[Start of Available data]
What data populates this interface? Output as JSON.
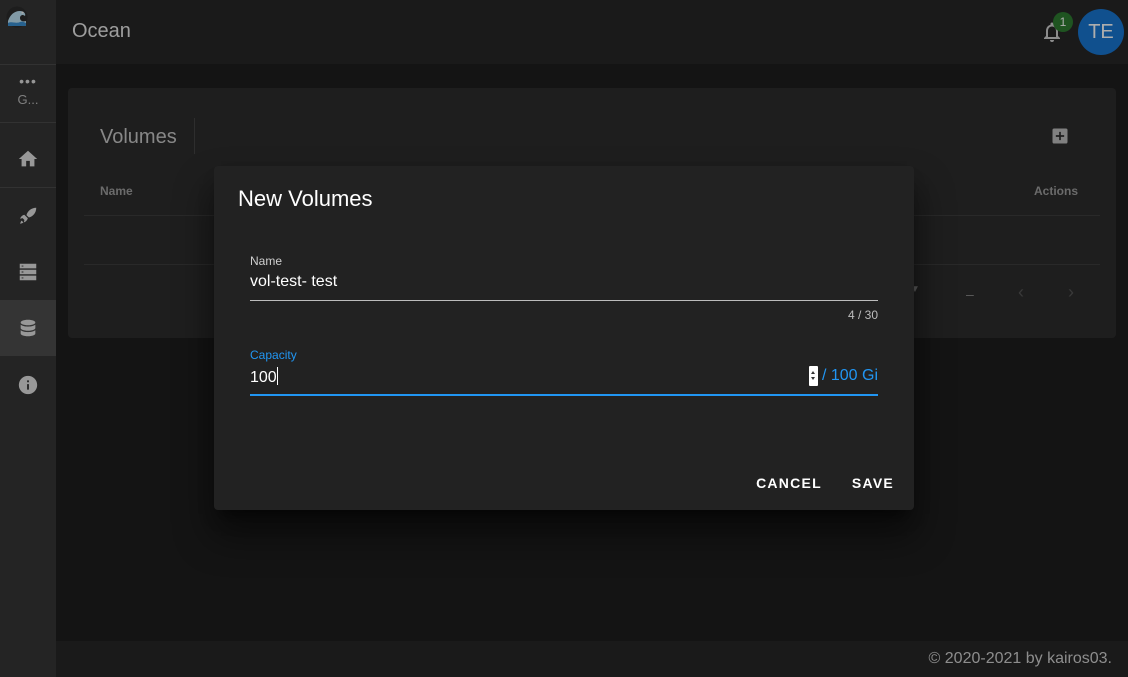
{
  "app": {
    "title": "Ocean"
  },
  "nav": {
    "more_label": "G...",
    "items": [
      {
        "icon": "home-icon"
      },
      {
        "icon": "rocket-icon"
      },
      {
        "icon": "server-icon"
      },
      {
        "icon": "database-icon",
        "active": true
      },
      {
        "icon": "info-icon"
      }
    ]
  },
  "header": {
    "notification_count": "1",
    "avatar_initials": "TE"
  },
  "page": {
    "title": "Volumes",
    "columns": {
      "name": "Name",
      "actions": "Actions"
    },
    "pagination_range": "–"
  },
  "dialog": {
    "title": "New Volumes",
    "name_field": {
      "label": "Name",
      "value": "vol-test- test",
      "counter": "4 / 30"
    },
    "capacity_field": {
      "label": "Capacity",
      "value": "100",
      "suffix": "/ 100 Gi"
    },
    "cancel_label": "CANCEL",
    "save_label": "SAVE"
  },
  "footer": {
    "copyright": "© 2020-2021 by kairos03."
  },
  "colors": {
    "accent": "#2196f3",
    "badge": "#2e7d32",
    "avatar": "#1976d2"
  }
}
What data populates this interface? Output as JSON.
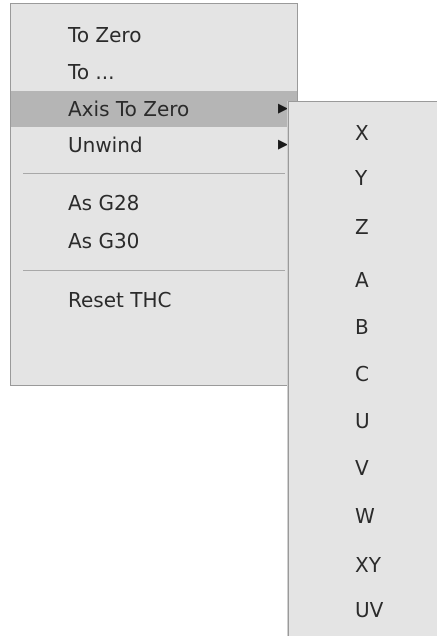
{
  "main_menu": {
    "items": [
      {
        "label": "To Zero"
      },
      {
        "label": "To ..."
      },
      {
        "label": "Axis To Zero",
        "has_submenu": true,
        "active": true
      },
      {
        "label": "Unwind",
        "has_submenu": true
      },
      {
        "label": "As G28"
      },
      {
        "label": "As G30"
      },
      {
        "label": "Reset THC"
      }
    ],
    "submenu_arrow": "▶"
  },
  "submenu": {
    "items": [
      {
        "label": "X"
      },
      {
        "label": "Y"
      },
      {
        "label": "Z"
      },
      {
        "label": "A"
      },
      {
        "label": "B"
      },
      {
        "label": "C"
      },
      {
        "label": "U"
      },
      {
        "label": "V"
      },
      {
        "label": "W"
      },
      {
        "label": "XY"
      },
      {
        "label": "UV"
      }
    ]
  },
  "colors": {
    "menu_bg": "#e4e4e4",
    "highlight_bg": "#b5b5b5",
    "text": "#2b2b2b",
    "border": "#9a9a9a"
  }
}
[End of Available data]
- Task statement: Print out the material word for word, omitting the pictures.

- Task answer:
What data populates this interface? Output as JSON.
{
  "app": {
    "title": "Ocean"
  },
  "nav": {
    "more_label": "G...",
    "items": [
      {
        "icon": "home-icon"
      },
      {
        "icon": "rocket-icon"
      },
      {
        "icon": "server-icon"
      },
      {
        "icon": "database-icon",
        "active": true
      },
      {
        "icon": "info-icon"
      }
    ]
  },
  "header": {
    "notification_count": "1",
    "avatar_initials": "TE"
  },
  "page": {
    "title": "Volumes",
    "columns": {
      "name": "Name",
      "actions": "Actions"
    },
    "pagination_range": "–"
  },
  "dialog": {
    "title": "New Volumes",
    "name_field": {
      "label": "Name",
      "value": "vol-test- test",
      "counter": "4 / 30"
    },
    "capacity_field": {
      "label": "Capacity",
      "value": "100",
      "suffix": "/ 100 Gi"
    },
    "cancel_label": "CANCEL",
    "save_label": "SAVE"
  },
  "footer": {
    "copyright": "© 2020-2021 by kairos03."
  },
  "colors": {
    "accent": "#2196f3",
    "badge": "#2e7d32",
    "avatar": "#1976d2"
  }
}
What data populates this interface? Output as JSON.
{
  "main_menu": {
    "items": [
      {
        "label": "To Zero"
      },
      {
        "label": "To ..."
      },
      {
        "label": "Axis To Zero",
        "has_submenu": true,
        "active": true
      },
      {
        "label": "Unwind",
        "has_submenu": true
      },
      {
        "label": "As G28"
      },
      {
        "label": "As G30"
      },
      {
        "label": "Reset THC"
      }
    ],
    "submenu_arrow": "▶"
  },
  "submenu": {
    "items": [
      {
        "label": "X"
      },
      {
        "label": "Y"
      },
      {
        "label": "Z"
      },
      {
        "label": "A"
      },
      {
        "label": "B"
      },
      {
        "label": "C"
      },
      {
        "label": "U"
      },
      {
        "label": "V"
      },
      {
        "label": "W"
      },
      {
        "label": "XY"
      },
      {
        "label": "UV"
      }
    ]
  },
  "colors": {
    "menu_bg": "#e4e4e4",
    "highlight_bg": "#b5b5b5",
    "text": "#2b2b2b",
    "border": "#9a9a9a"
  }
}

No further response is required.